• WRITTEN PROBLEM: Copy each line exactly.

━━━ EXTRACTED DATA ━━━

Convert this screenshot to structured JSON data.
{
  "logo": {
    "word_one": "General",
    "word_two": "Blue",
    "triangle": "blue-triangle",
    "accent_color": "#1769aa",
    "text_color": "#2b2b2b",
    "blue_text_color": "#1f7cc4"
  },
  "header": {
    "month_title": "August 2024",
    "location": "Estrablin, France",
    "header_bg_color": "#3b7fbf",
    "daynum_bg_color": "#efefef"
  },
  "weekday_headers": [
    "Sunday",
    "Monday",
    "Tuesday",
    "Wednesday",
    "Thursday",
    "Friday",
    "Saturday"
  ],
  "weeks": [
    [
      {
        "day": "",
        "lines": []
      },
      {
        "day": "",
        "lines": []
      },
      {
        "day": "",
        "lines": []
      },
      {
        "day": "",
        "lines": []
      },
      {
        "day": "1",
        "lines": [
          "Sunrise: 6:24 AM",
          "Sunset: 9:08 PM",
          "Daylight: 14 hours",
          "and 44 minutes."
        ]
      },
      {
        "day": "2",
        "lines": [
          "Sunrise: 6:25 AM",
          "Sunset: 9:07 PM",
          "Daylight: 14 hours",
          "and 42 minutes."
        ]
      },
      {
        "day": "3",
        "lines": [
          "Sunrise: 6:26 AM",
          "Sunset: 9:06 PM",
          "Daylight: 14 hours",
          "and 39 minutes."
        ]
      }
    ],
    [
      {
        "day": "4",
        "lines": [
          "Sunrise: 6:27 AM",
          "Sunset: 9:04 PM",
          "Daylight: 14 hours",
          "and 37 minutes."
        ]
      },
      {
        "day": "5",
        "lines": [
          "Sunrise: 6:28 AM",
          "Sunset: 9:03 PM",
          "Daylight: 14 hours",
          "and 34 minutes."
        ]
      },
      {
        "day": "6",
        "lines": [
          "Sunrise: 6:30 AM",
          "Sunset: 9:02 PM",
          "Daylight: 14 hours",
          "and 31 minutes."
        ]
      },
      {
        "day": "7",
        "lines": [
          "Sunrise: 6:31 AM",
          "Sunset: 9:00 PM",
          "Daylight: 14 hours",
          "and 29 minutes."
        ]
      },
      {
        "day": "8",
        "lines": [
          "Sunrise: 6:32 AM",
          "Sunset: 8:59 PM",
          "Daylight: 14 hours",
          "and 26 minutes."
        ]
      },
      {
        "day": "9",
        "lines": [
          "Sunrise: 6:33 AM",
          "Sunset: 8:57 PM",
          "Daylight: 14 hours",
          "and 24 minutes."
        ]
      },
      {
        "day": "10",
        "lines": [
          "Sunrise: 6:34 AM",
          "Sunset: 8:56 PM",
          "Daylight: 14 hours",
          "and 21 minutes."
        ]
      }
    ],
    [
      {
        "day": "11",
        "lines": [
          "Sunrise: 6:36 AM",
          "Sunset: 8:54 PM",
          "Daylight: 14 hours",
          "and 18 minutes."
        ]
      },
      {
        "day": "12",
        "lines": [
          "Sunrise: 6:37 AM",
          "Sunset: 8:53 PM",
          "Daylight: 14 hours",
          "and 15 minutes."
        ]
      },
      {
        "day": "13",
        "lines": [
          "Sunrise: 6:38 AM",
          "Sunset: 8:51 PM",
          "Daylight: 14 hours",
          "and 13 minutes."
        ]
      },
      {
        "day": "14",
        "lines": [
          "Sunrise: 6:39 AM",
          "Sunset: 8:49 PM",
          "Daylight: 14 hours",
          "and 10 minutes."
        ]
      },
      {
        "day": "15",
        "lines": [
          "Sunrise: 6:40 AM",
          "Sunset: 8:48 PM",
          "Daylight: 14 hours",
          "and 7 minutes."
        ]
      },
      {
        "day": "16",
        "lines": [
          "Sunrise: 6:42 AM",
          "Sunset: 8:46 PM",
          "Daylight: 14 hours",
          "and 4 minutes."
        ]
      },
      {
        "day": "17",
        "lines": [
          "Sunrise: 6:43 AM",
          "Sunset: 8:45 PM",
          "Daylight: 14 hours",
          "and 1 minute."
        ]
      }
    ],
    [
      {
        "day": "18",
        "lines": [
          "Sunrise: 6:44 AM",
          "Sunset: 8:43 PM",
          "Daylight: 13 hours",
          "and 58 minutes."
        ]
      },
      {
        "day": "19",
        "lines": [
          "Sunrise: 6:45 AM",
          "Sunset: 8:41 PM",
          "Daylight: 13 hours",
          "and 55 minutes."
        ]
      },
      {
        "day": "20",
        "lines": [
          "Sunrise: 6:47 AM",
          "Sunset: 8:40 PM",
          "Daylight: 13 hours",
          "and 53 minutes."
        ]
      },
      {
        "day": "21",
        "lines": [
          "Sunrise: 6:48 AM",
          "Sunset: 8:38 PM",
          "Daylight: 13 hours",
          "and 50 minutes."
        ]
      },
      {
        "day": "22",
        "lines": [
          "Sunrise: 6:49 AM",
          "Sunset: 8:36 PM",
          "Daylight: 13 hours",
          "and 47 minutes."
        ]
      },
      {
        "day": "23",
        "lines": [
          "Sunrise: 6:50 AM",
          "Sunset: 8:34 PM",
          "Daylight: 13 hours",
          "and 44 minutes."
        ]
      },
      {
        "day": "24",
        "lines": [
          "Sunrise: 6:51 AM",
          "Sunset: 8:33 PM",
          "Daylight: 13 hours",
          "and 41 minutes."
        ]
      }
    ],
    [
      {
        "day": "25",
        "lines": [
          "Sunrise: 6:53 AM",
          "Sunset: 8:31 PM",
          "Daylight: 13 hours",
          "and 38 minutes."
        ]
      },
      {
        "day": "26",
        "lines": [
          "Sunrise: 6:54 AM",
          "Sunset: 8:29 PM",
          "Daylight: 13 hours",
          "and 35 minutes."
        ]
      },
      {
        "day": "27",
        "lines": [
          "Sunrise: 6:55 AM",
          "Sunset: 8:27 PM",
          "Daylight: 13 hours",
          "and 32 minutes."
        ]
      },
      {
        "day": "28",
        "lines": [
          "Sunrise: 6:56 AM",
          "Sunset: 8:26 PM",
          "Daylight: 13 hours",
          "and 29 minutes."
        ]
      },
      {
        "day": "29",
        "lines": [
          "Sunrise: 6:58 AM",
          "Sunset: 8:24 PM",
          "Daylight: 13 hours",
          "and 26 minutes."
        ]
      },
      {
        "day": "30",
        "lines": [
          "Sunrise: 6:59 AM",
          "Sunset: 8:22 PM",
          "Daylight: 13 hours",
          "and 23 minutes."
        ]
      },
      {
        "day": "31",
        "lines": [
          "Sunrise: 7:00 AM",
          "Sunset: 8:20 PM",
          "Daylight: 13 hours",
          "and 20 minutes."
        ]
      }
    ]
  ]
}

━━━

• WRITTEN ANSWER:
Convert this screenshot to structured JSON data.
{
  "logo": {
    "word_one": "General",
    "word_two": "Blue",
    "triangle": "blue-triangle",
    "accent_color": "#1769aa",
    "text_color": "#2b2b2b",
    "blue_text_color": "#1f7cc4"
  },
  "header": {
    "month_title": "August 2024",
    "location": "Estrablin, France",
    "header_bg_color": "#3b7fbf",
    "daynum_bg_color": "#efefef"
  },
  "weekday_headers": [
    "Sunday",
    "Monday",
    "Tuesday",
    "Wednesday",
    "Thursday",
    "Friday",
    "Saturday"
  ],
  "weeks": [
    [
      {
        "day": "",
        "lines": []
      },
      {
        "day": "",
        "lines": []
      },
      {
        "day": "",
        "lines": []
      },
      {
        "day": "",
        "lines": []
      },
      {
        "day": "1",
        "lines": [
          "Sunrise: 6:24 AM",
          "Sunset: 9:08 PM",
          "Daylight: 14 hours",
          "and 44 minutes."
        ]
      },
      {
        "day": "2",
        "lines": [
          "Sunrise: 6:25 AM",
          "Sunset: 9:07 PM",
          "Daylight: 14 hours",
          "and 42 minutes."
        ]
      },
      {
        "day": "3",
        "lines": [
          "Sunrise: 6:26 AM",
          "Sunset: 9:06 PM",
          "Daylight: 14 hours",
          "and 39 minutes."
        ]
      }
    ],
    [
      {
        "day": "4",
        "lines": [
          "Sunrise: 6:27 AM",
          "Sunset: 9:04 PM",
          "Daylight: 14 hours",
          "and 37 minutes."
        ]
      },
      {
        "day": "5",
        "lines": [
          "Sunrise: 6:28 AM",
          "Sunset: 9:03 PM",
          "Daylight: 14 hours",
          "and 34 minutes."
        ]
      },
      {
        "day": "6",
        "lines": [
          "Sunrise: 6:30 AM",
          "Sunset: 9:02 PM",
          "Daylight: 14 hours",
          "and 31 minutes."
        ]
      },
      {
        "day": "7",
        "lines": [
          "Sunrise: 6:31 AM",
          "Sunset: 9:00 PM",
          "Daylight: 14 hours",
          "and 29 minutes."
        ]
      },
      {
        "day": "8",
        "lines": [
          "Sunrise: 6:32 AM",
          "Sunset: 8:59 PM",
          "Daylight: 14 hours",
          "and 26 minutes."
        ]
      },
      {
        "day": "9",
        "lines": [
          "Sunrise: 6:33 AM",
          "Sunset: 8:57 PM",
          "Daylight: 14 hours",
          "and 24 minutes."
        ]
      },
      {
        "day": "10",
        "lines": [
          "Sunrise: 6:34 AM",
          "Sunset: 8:56 PM",
          "Daylight: 14 hours",
          "and 21 minutes."
        ]
      }
    ],
    [
      {
        "day": "11",
        "lines": [
          "Sunrise: 6:36 AM",
          "Sunset: 8:54 PM",
          "Daylight: 14 hours",
          "and 18 minutes."
        ]
      },
      {
        "day": "12",
        "lines": [
          "Sunrise: 6:37 AM",
          "Sunset: 8:53 PM",
          "Daylight: 14 hours",
          "and 15 minutes."
        ]
      },
      {
        "day": "13",
        "lines": [
          "Sunrise: 6:38 AM",
          "Sunset: 8:51 PM",
          "Daylight: 14 hours",
          "and 13 minutes."
        ]
      },
      {
        "day": "14",
        "lines": [
          "Sunrise: 6:39 AM",
          "Sunset: 8:49 PM",
          "Daylight: 14 hours",
          "and 10 minutes."
        ]
      },
      {
        "day": "15",
        "lines": [
          "Sunrise: 6:40 AM",
          "Sunset: 8:48 PM",
          "Daylight: 14 hours",
          "and 7 minutes."
        ]
      },
      {
        "day": "16",
        "lines": [
          "Sunrise: 6:42 AM",
          "Sunset: 8:46 PM",
          "Daylight: 14 hours",
          "and 4 minutes."
        ]
      },
      {
        "day": "17",
        "lines": [
          "Sunrise: 6:43 AM",
          "Sunset: 8:45 PM",
          "Daylight: 14 hours",
          "and 1 minute."
        ]
      }
    ],
    [
      {
        "day": "18",
        "lines": [
          "Sunrise: 6:44 AM",
          "Sunset: 8:43 PM",
          "Daylight: 13 hours",
          "and 58 minutes."
        ]
      },
      {
        "day": "19",
        "lines": [
          "Sunrise: 6:45 AM",
          "Sunset: 8:41 PM",
          "Daylight: 13 hours",
          "and 55 minutes."
        ]
      },
      {
        "day": "20",
        "lines": [
          "Sunrise: 6:47 AM",
          "Sunset: 8:40 PM",
          "Daylight: 13 hours",
          "and 53 minutes."
        ]
      },
      {
        "day": "21",
        "lines": [
          "Sunrise: 6:48 AM",
          "Sunset: 8:38 PM",
          "Daylight: 13 hours",
          "and 50 minutes."
        ]
      },
      {
        "day": "22",
        "lines": [
          "Sunrise: 6:49 AM",
          "Sunset: 8:36 PM",
          "Daylight: 13 hours",
          "and 47 minutes."
        ]
      },
      {
        "day": "23",
        "lines": [
          "Sunrise: 6:50 AM",
          "Sunset: 8:34 PM",
          "Daylight: 13 hours",
          "and 44 minutes."
        ]
      },
      {
        "day": "24",
        "lines": [
          "Sunrise: 6:51 AM",
          "Sunset: 8:33 PM",
          "Daylight: 13 hours",
          "and 41 minutes."
        ]
      }
    ],
    [
      {
        "day": "25",
        "lines": [
          "Sunrise: 6:53 AM",
          "Sunset: 8:31 PM",
          "Daylight: 13 hours",
          "and 38 minutes."
        ]
      },
      {
        "day": "26",
        "lines": [
          "Sunrise: 6:54 AM",
          "Sunset: 8:29 PM",
          "Daylight: 13 hours",
          "and 35 minutes."
        ]
      },
      {
        "day": "27",
        "lines": [
          "Sunrise: 6:55 AM",
          "Sunset: 8:27 PM",
          "Daylight: 13 hours",
          "and 32 minutes."
        ]
      },
      {
        "day": "28",
        "lines": [
          "Sunrise: 6:56 AM",
          "Sunset: 8:26 PM",
          "Daylight: 13 hours",
          "and 29 minutes."
        ]
      },
      {
        "day": "29",
        "lines": [
          "Sunrise: 6:58 AM",
          "Sunset: 8:24 PM",
          "Daylight: 13 hours",
          "and 26 minutes."
        ]
      },
      {
        "day": "30",
        "lines": [
          "Sunrise: 6:59 AM",
          "Sunset: 8:22 PM",
          "Daylight: 13 hours",
          "and 23 minutes."
        ]
      },
      {
        "day": "31",
        "lines": [
          "Sunrise: 7:00 AM",
          "Sunset: 8:20 PM",
          "Daylight: 13 hours",
          "and 20 minutes."
        ]
      }
    ]
  ]
}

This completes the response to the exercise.